→ **WHAT TO WORK ON**
Copy out each line of the material in which the word "نشتارود" appears.

╭─ DATASET EXTRACT

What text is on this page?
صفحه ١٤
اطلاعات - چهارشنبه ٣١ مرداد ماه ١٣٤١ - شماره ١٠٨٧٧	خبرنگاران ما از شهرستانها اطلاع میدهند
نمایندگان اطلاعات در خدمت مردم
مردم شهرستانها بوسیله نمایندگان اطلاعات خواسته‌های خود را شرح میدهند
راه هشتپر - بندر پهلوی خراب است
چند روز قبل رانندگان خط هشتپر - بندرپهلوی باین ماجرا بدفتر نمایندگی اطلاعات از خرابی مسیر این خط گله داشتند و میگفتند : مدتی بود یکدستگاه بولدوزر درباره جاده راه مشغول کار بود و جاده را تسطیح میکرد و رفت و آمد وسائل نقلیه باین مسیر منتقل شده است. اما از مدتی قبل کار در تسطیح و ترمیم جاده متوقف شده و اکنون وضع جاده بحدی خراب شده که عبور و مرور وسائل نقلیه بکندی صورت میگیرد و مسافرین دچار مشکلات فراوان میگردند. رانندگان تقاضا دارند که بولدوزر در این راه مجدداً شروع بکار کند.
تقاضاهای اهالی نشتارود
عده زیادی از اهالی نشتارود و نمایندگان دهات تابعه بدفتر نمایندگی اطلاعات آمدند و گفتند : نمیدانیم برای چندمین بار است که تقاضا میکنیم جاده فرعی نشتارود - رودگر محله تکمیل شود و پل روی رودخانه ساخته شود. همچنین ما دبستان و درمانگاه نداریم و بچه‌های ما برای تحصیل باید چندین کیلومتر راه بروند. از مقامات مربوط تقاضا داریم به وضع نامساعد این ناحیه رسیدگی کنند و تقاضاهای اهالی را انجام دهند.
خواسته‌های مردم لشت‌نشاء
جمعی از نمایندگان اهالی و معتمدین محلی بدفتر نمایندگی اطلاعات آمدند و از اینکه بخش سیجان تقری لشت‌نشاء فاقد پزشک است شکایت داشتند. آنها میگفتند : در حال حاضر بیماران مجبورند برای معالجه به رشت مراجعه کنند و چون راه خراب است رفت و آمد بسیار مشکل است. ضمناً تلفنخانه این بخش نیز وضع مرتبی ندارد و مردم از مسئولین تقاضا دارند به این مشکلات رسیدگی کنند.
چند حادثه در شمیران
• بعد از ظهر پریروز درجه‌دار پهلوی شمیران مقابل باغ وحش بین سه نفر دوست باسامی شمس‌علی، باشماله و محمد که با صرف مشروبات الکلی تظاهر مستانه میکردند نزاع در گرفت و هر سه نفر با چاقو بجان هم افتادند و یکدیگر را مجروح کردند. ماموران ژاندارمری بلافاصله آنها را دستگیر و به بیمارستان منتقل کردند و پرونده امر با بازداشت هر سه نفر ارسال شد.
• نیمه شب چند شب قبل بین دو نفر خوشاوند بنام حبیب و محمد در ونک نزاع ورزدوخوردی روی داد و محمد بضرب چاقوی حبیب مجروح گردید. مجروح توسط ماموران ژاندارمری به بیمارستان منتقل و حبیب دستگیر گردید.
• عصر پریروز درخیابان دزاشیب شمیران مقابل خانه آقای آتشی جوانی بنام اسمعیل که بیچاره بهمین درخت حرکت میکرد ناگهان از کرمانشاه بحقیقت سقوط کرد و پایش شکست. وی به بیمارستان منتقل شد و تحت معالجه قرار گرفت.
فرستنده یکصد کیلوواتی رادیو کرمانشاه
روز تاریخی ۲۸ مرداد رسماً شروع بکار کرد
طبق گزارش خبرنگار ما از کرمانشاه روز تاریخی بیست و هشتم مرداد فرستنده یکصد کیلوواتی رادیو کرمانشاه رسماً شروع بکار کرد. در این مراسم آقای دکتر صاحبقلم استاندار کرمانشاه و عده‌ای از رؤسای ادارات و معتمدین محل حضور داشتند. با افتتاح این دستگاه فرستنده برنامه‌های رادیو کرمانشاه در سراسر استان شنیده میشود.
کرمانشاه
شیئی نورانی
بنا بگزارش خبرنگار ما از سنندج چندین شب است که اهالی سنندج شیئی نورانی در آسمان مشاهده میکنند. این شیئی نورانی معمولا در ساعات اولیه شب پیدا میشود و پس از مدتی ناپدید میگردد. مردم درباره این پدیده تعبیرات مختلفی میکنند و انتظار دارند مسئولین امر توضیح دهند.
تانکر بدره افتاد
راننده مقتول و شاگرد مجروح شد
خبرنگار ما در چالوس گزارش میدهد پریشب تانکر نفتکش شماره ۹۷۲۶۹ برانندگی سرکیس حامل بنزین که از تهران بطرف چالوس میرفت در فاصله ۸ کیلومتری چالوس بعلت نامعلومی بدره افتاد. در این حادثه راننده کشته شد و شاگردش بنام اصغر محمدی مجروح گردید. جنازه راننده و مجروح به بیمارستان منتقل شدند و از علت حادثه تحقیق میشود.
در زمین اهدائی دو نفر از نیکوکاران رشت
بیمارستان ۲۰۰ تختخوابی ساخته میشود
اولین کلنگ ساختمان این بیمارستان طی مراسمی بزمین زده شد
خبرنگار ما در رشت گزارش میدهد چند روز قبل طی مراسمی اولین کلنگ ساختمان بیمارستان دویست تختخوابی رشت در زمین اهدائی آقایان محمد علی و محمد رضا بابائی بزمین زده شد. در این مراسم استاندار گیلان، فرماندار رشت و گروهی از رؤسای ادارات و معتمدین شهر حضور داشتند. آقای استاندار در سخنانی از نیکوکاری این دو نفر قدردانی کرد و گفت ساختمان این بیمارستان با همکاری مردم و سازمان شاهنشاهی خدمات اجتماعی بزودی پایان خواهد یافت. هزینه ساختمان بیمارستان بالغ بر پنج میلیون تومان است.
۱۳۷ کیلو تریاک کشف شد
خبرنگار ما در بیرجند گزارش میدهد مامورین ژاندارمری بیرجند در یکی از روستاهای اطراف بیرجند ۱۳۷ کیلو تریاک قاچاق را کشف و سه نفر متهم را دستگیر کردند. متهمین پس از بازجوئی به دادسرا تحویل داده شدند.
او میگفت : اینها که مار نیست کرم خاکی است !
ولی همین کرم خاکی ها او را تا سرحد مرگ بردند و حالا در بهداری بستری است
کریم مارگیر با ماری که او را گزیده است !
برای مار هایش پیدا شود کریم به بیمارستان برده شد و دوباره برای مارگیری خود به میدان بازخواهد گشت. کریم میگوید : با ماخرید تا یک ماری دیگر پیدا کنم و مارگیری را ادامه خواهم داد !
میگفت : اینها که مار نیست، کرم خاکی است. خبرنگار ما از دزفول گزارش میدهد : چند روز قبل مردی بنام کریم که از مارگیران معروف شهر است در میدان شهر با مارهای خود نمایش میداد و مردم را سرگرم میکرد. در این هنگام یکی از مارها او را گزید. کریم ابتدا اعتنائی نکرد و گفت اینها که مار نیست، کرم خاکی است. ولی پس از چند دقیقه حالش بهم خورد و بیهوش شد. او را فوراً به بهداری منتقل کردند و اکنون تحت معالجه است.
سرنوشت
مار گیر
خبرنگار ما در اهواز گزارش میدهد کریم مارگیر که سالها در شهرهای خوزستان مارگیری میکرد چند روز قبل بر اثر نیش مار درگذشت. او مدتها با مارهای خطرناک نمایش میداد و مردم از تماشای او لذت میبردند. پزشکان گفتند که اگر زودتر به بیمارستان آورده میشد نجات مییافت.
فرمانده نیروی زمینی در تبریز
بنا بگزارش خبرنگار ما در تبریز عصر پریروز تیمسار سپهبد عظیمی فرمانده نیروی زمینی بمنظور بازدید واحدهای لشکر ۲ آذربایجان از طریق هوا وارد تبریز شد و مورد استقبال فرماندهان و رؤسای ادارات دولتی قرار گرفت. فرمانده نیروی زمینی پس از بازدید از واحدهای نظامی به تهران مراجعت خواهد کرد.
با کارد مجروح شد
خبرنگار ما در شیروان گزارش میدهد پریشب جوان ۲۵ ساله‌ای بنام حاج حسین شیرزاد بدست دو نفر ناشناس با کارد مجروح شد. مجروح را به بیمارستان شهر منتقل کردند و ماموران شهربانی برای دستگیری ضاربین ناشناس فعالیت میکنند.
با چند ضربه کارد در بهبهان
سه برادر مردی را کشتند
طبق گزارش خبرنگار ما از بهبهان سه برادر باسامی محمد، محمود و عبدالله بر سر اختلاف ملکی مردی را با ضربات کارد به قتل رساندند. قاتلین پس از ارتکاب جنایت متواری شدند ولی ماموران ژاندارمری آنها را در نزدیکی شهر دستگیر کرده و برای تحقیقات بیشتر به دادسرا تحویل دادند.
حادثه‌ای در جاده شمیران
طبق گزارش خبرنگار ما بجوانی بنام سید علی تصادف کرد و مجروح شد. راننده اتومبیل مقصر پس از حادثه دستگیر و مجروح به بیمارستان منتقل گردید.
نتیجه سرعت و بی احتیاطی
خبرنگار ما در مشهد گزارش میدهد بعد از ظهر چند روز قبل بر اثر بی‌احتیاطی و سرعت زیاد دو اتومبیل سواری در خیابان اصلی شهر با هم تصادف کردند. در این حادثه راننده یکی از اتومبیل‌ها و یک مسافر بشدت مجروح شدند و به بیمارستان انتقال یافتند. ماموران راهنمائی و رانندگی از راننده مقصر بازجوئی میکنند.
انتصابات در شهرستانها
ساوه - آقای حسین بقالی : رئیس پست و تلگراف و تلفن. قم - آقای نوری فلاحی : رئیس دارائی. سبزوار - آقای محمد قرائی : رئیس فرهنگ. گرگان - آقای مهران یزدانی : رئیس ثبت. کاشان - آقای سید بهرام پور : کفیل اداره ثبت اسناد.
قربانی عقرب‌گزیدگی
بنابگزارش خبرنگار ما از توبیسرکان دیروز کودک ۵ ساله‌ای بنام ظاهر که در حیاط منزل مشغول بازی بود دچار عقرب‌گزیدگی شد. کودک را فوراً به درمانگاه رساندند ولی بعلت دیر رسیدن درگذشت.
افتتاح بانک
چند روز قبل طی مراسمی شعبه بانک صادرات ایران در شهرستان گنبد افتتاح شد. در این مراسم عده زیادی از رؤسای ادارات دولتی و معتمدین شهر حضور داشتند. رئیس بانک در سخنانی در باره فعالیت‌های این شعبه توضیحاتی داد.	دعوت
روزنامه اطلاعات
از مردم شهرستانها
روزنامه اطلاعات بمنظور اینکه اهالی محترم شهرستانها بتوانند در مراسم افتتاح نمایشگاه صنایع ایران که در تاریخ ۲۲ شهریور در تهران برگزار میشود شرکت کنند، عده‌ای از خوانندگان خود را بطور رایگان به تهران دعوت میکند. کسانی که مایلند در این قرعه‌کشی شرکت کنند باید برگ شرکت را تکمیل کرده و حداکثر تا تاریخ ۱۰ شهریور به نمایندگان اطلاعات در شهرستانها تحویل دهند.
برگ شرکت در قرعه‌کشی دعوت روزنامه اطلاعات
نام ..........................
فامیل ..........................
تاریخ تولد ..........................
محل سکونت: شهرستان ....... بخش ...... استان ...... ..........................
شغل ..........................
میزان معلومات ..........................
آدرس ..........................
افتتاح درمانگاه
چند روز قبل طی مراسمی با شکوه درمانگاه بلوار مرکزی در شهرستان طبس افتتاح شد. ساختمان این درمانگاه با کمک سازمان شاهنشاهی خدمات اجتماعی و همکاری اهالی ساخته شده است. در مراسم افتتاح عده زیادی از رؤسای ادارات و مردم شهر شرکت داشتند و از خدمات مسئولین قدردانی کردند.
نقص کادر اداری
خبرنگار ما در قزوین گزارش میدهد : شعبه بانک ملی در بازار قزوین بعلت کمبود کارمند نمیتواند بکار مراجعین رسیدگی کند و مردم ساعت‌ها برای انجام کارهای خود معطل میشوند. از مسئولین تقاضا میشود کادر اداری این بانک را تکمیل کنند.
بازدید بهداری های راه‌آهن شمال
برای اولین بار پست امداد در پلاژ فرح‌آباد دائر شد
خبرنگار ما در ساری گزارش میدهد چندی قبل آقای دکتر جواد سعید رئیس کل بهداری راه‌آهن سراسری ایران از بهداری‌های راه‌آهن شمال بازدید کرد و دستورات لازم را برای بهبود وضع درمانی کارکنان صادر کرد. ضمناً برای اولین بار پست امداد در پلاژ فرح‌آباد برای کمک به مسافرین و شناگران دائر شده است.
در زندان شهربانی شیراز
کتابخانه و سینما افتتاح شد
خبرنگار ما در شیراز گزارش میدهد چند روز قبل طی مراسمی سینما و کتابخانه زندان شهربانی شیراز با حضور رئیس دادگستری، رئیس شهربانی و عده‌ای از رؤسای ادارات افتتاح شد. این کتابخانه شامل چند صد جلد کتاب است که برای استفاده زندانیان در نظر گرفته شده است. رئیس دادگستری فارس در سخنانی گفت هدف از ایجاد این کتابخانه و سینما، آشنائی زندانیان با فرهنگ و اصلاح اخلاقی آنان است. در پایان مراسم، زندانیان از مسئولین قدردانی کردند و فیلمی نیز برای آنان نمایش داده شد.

╰─

→ **WRITTEN REPLY**
تقاضاهای اهالی نشتارود
عده زیادی از اهالی نشتارود و نمایندگان دهات تابعه بدفتر نمایندگی اطلاعات آمدند و گفتند : نمیدانیم برای چندمین بار است که تقاضا میکنیم جاده فرعی نشتارود - رودگر محله تکمیل شود و پل روی رودخانه ساخته شود. همچنین ما دبستان و درمانگاه نداریم و بچه‌های ما برای تحصیل باید چندین کیلومتر راه بروند. از مقامات مربوط تقاضا داریم به وضع نامساعد این ناحیه رسیدگی کنند و تقاضاهای اهالی را انجام دهند.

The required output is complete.